■ Stored records
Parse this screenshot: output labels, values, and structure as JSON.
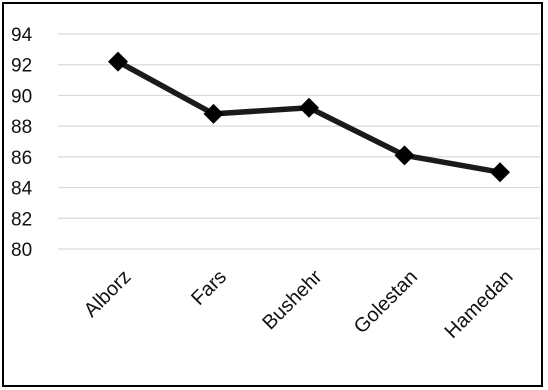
{
  "chart_data": {
    "type": "line",
    "title": "",
    "xlabel": "",
    "ylabel": "",
    "categories": [
      "Alborz",
      "Fars",
      "Bushehr",
      "Golestan",
      "Hamedan"
    ],
    "series": [
      {
        "values": [
          92.2,
          88.8,
          89.2,
          86.1,
          85.0
        ],
        "color": "#1a1a1a",
        "marker": "diamond"
      }
    ],
    "ylim": [
      80,
      94
    ],
    "yticks": [
      80,
      82,
      84,
      86,
      88,
      90,
      92,
      94
    ],
    "grid": true,
    "legend": "none"
  }
}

■ Goal
Which lines contain "values"? Copy each of them.

■ Solution below
Parse this screenshot: output labels, values, and structure as JSON.
        "values": [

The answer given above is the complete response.